• Job: Read the records and gather each line that includes "Issue".

[Dataset entries on figures]
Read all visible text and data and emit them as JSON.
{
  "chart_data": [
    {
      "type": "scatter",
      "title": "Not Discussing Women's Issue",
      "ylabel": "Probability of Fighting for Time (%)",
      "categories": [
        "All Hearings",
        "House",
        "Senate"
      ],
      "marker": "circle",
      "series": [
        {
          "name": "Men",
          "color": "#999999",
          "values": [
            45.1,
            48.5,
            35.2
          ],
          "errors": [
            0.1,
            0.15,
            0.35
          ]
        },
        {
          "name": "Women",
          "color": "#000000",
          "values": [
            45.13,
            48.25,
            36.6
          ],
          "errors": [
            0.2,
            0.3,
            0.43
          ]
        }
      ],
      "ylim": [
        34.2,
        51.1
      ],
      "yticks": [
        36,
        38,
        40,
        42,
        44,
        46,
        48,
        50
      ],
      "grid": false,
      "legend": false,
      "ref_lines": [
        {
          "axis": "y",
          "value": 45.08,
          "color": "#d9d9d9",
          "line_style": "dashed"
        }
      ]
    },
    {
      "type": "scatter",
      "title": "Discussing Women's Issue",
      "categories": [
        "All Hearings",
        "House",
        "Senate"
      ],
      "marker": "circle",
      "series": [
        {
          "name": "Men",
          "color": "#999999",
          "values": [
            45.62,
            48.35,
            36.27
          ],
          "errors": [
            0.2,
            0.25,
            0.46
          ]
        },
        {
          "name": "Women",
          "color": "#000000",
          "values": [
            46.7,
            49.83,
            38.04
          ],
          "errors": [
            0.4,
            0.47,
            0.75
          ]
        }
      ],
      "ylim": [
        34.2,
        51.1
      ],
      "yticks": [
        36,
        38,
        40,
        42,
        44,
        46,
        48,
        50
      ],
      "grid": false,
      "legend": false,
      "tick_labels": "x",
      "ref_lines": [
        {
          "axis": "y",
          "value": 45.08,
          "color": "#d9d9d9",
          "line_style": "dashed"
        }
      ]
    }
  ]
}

• Exercise solution:
      "title": "Not Discussing Women's Issue",
      "title": "Discussing Women's Issue",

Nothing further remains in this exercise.